▸ Requirement: Omit every picture, then give all the entries again exactly.

▸ The input:
** BEGIN **

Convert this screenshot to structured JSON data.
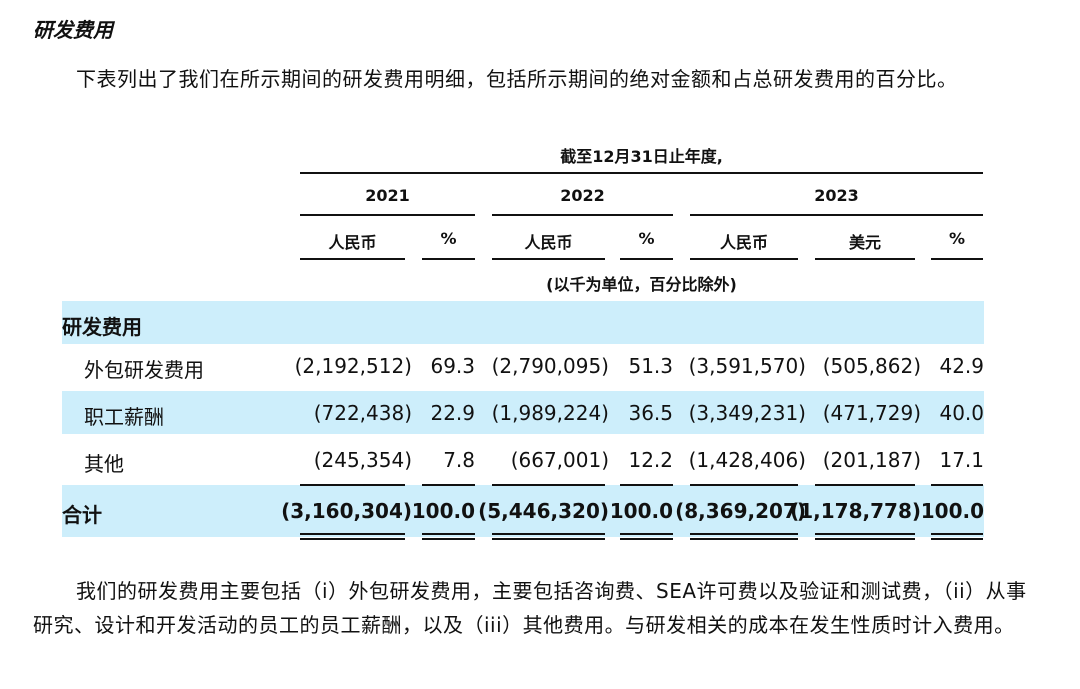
{
  "section_title": "研发费用",
  "intro": "下表列出了我们在所示期间的研发费用明细，包括所示期间的绝对金额和占总研发费用的百分比。",
  "table": {
    "period_header": "截至12月31日止年度,",
    "years": [
      "2021",
      "2022",
      "2023"
    ],
    "subheaders": [
      "人民币",
      "%",
      "人民币",
      "%",
      "人民币",
      "美元",
      "%"
    ],
    "unit_note": "(以千为单位，百分比除外)",
    "group_label": "研发费用",
    "rows": [
      {
        "label": "外包研发费用",
        "values": [
          "(2,192,512)",
          "69.3",
          "(2,790,095)",
          "51.3",
          "(3,591,570)",
          "(505,862)",
          "42.9"
        ]
      },
      {
        "label": "职工薪酬",
        "values": [
          "(722,438)",
          "22.9",
          "(1,989,224)",
          "36.5",
          "(3,349,231)",
          "(471,729)",
          "40.0"
        ]
      },
      {
        "label": "其他",
        "values": [
          "(245,354)",
          "7.8",
          "(667,001)",
          "12.2",
          "(1,428,406)",
          "(201,187)",
          "17.1"
        ]
      }
    ],
    "total": {
      "label": "合计",
      "values": [
        "(3,160,304)",
        "100.0",
        "(5,446,320)",
        "100.0",
        "(8,369,207)",
        "(1,178,778)",
        "100.0"
      ]
    }
  },
  "note": "我们的研发费用主要包括（i）外包研发费用，主要包括咨询费、SEA许可费以及验证和测试费，（ii）从事研究、设计和开发活动的员工的员工薪酬，以及（iii）其他费用。与研发相关的成本在发生性质时计入费用。",
  "colors": {
    "band": "#cdeefb",
    "text": "#111111"
  }
}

** END **

▸ The solution:
Convert this screenshot to structured JSON data.
{
  "section_title": "研发费用",
  "intro": "下表列出了我们在所示期间的研发费用明细，包括所示期间的绝对金额和占总研发费用的百分比。",
  "table": {
    "period_header": "截至12月31日止年度,",
    "years": [
      "2021",
      "2022",
      "2023"
    ],
    "subheaders": [
      "人民币",
      "%",
      "人民币",
      "%",
      "人民币",
      "美元",
      "%"
    ],
    "unit_note": "(以千为单位，百分比除外)",
    "group_label": "研发费用",
    "rows": [
      {
        "label": "外包研发费用",
        "values": [
          "(2,192,512)",
          "69.3",
          "(2,790,095)",
          "51.3",
          "(3,591,570)",
          "(505,862)",
          "42.9"
        ]
      },
      {
        "label": "职工薪酬",
        "values": [
          "(722,438)",
          "22.9",
          "(1,989,224)",
          "36.5",
          "(3,349,231)",
          "(471,729)",
          "40.0"
        ]
      },
      {
        "label": "其他",
        "values": [
          "(245,354)",
          "7.8",
          "(667,001)",
          "12.2",
          "(1,428,406)",
          "(201,187)",
          "17.1"
        ]
      }
    ],
    "total": {
      "label": "合计",
      "values": [
        "(3,160,304)",
        "100.0",
        "(5,446,320)",
        "100.0",
        "(8,369,207)",
        "(1,178,778)",
        "100.0"
      ]
    }
  },
  "note": "我们的研发费用主要包括（i）外包研发费用，主要包括咨询费、SEA许可费以及验证和测试费，（ii）从事研究、设计和开发活动的员工的员工薪酬，以及（iii）其他费用。与研发相关的成本在发生性质时计入费用。",
  "colors": {
    "band": "#cdeefb",
    "text": "#111111"
  }
}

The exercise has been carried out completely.